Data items
········

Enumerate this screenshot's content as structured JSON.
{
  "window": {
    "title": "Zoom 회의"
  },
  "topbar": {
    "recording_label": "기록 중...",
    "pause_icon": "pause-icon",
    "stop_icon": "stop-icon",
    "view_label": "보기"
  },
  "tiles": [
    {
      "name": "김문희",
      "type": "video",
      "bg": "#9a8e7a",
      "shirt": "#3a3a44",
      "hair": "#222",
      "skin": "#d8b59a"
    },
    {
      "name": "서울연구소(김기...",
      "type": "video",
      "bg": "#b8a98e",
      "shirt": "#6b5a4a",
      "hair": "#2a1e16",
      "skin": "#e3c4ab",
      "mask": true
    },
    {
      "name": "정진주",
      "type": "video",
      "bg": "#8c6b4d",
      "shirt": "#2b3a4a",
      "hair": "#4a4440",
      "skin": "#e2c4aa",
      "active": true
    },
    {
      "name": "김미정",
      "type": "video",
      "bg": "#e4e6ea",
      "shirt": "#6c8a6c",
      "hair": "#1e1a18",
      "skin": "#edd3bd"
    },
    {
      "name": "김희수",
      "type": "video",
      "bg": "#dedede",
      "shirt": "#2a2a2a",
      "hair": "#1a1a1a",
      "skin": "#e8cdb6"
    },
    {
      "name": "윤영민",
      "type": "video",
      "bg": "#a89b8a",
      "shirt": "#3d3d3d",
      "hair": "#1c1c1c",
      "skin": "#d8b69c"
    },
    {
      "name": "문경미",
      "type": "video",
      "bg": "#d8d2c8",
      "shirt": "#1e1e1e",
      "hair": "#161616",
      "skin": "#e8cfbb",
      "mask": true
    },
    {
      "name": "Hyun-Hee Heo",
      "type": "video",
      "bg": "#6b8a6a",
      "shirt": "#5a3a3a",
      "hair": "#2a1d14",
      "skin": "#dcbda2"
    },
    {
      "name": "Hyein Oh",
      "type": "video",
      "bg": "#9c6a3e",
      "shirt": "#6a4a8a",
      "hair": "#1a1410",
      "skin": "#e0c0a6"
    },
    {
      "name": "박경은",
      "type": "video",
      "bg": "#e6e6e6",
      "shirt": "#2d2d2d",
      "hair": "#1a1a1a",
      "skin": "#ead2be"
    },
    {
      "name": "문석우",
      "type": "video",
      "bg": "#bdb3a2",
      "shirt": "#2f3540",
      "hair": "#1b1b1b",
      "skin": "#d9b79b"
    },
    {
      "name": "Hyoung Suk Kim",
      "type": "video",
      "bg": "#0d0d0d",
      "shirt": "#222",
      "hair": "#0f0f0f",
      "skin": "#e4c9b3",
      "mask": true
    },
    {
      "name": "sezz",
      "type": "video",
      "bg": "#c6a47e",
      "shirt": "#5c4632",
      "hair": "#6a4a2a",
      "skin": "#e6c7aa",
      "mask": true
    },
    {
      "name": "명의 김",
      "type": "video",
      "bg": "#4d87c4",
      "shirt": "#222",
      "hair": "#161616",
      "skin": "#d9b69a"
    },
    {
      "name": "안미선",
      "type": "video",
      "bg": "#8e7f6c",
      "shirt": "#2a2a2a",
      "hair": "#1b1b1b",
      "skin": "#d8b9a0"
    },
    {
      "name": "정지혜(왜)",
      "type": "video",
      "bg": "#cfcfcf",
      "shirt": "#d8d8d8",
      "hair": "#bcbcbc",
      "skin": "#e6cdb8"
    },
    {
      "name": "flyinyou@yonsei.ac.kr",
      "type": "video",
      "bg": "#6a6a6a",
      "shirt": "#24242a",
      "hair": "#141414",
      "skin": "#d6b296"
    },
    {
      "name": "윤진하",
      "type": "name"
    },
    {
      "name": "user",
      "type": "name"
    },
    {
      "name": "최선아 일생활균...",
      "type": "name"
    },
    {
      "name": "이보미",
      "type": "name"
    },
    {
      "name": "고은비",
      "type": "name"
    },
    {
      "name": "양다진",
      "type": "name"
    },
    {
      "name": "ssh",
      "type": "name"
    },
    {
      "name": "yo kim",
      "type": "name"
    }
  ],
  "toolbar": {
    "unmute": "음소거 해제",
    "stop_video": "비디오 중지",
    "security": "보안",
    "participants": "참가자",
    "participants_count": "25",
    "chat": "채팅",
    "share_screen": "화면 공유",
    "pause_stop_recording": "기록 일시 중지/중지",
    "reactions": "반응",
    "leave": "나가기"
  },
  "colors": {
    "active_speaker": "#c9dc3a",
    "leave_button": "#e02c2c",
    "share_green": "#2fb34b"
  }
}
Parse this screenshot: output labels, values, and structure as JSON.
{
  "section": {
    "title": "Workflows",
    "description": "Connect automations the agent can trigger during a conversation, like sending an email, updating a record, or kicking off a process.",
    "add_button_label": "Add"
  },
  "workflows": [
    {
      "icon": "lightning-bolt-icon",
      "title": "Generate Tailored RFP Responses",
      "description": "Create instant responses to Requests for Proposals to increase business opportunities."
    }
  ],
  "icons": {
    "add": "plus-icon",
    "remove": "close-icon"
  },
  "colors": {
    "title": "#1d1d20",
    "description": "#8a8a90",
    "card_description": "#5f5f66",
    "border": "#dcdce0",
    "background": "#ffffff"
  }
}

········

Return every entry exactly as given.

### Output:
Enumerate this screenshot's content as structured JSON.
{
  "window": {
    "title": "Zoom 회의"
  },
  "topbar": {
    "recording_label": "기록 중...",
    "pause_icon": "pause-icon",
    "stop_icon": "stop-icon",
    "view_label": "보기"
  },
  "tiles": [
    {
      "name": "김문희",
      "type": "video",
      "bg": "#9a8e7a",
      "shirt": "#3a3a44",
      "hair": "#222",
      "skin": "#d8b59a"
    },
    {
      "name": "서울연구소(김기...",
      "type": "video",
      "bg": "#b8a98e",
      "shirt": "#6b5a4a",
      "hair": "#2a1e16",
      "skin": "#e3c4ab",
      "mask": true
    },
    {
      "name": "정진주",
      "type": "video",
      "bg": "#8c6b4d",
      "shirt": "#2b3a4a",
      "hair": "#4a4440",
      "skin": "#e2c4aa",
      "active": true
    },
    {
      "name": "김미정",
      "type": "video",
      "bg": "#e4e6ea",
      "shirt": "#6c8a6c",
      "hair": "#1e1a18",
      "skin": "#edd3bd"
    },
    {
      "name": "김희수",
      "type": "video",
      "bg": "#dedede",
      "shirt": "#2a2a2a",
      "hair": "#1a1a1a",
      "skin": "#e8cdb6"
    },
    {
      "name": "윤영민",
      "type": "video",
      "bg": "#a89b8a",
      "shirt": "#3d3d3d",
      "hair": "#1c1c1c",
      "skin": "#d8b69c"
    },
    {
      "name": "문경미",
      "type": "video",
      "bg": "#d8d2c8",
      "shirt": "#1e1e1e",
      "hair": "#161616",
      "skin": "#e8cfbb",
      "mask": true
    },
    {
      "name": "Hyun-Hee Heo",
      "type": "video",
      "bg": "#6b8a6a",
      "shirt": "#5a3a3a",
      "hair": "#2a1d14",
      "skin": "#dcbda2"
    },
    {
      "name": "Hyein Oh",
      "type": "video",
      "bg": "#9c6a3e",
      "shirt": "#6a4a8a",
      "hair": "#1a1410",
      "skin": "#e0c0a6"
    },
    {
      "name": "박경은",
      "type": "video",
      "bg": "#e6e6e6",
      "shirt": "#2d2d2d",
      "hair": "#1a1a1a",
      "skin": "#ead2be"
    },
    {
      "name": "문석우",
      "type": "video",
      "bg": "#bdb3a2",
      "shirt": "#2f3540",
      "hair": "#1b1b1b",
      "skin": "#d9b79b"
    },
    {
      "name": "Hyoung Suk Kim",
      "type": "video",
      "bg": "#0d0d0d",
      "shirt": "#222",
      "hair": "#0f0f0f",
      "skin": "#e4c9b3",
      "mask": true
    },
    {
      "name": "sezz",
      "type": "video",
      "bg": "#c6a47e",
      "shirt": "#5c4632",
      "hair": "#6a4a2a",
      "skin": "#e6c7aa",
      "mask": true
    },
    {
      "name": "명의 김",
      "type": "video",
      "bg": "#4d87c4",
      "shirt": "#222",
      "hair": "#161616",
      "skin": "#d9b69a"
    },
    {
      "name": "안미선",
      "type": "video",
      "bg": "#8e7f6c",
      "shirt": "#2a2a2a",
      "hair": "#1b1b1b",
      "skin": "#d8b9a0"
    },
    {
      "name": "정지혜(왜)",
      "type": "video",
      "bg": "#cfcfcf",
      "shirt": "#d8d8d8",
      "hair": "#bcbcbc",
      "skin": "#e6cdb8"
    },
    {
      "name": "flyinyou@yonsei.ac.kr",
      "type": "video",
      "bg": "#6a6a6a",
      "shirt": "#24242a",
      "hair": "#141414",
      "skin": "#d6b296"
    },
    {
      "name": "윤진하",
      "type": "name"
    },
    {
      "name": "user",
      "type": "name"
    },
    {
      "name": "최선아 일생활균...",
      "type": "name"
    },
    {
      "name": "이보미",
      "type": "name"
    },
    {
      "name": "고은비",
      "type": "name"
    },
    {
      "name": "양다진",
      "type": "name"
    },
    {
      "name": "ssh",
      "type": "name"
    },
    {
      "name": "yo kim",
      "type": "name"
    }
  ],
  "toolbar": {
    "unmute": "음소거 해제",
    "stop_video": "비디오 중지",
    "security": "보안",
    "participants": "참가자",
    "participants_count": "25",
    "chat": "채팅",
    "share_screen": "화면 공유",
    "pause_stop_recording": "기록 일시 중지/중지",
    "reactions": "반응",
    "leave": "나가기"
  },
  "colors": {
    "active_speaker": "#c9dc3a",
    "leave_button": "#e02c2c",
    "share_green": "#2fb34b"
  }
}
Parse this screenshot: output labels, values, and structure as JSON.
{
  "section": {
    "title": "Workflows",
    "description": "Connect automations the agent can trigger during a conversation, like sending an email, updating a record, or kicking off a process.",
    "add_button_label": "Add"
  },
  "workflows": [
    {
      "icon": "lightning-bolt-icon",
      "title": "Generate Tailored RFP Responses",
      "description": "Create instant responses to Requests for Proposals to increase business opportunities."
    }
  ],
  "icons": {
    "add": "plus-icon",
    "remove": "close-icon"
  },
  "colors": {
    "title": "#1d1d20",
    "description": "#8a8a90",
    "card_description": "#5f5f66",
    "border": "#dcdce0",
    "background": "#ffffff"
  }
}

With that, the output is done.